— BEGIN Excerpted records —

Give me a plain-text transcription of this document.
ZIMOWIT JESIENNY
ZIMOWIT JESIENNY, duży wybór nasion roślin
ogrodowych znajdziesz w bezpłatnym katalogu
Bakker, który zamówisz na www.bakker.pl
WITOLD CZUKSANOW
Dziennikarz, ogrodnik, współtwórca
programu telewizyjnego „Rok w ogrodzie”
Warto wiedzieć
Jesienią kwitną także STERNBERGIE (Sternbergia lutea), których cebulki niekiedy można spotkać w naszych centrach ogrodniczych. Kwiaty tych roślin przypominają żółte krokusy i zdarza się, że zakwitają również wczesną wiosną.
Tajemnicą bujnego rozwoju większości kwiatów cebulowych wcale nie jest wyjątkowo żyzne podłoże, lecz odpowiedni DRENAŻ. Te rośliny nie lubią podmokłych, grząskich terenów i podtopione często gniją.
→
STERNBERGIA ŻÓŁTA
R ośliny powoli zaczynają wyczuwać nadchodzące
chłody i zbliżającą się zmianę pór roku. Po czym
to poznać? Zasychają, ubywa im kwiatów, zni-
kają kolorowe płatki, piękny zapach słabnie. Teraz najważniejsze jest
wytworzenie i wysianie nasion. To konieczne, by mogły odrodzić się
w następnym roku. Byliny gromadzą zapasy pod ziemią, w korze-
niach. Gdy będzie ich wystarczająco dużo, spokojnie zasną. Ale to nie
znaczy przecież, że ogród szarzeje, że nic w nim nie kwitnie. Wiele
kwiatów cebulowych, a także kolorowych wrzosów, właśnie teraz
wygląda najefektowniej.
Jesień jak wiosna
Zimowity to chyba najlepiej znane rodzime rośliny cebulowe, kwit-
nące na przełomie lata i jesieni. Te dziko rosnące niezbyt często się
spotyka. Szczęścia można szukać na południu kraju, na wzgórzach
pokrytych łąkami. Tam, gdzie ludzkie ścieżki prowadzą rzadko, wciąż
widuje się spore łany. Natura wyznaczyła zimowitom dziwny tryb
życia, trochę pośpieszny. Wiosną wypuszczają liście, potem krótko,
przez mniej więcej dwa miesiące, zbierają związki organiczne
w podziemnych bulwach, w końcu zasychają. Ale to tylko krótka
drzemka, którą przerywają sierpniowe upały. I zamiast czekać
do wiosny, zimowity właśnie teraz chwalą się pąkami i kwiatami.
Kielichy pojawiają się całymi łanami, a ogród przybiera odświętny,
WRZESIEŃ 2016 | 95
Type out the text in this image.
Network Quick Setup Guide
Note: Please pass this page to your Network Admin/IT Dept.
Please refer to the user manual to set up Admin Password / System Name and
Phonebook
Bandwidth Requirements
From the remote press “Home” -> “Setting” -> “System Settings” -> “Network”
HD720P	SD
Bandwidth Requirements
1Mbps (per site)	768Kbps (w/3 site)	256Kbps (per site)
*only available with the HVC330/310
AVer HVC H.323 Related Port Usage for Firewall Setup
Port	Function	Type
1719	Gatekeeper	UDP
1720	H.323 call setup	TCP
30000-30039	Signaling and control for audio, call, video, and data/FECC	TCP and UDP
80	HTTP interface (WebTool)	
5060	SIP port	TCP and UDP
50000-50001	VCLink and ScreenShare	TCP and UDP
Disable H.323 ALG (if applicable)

— END Excerpted records —

Take every line from the records above that has the word "text" and copy it.

= The answer =
Give me a plain-text transcription of this document.
Type out the text in this image.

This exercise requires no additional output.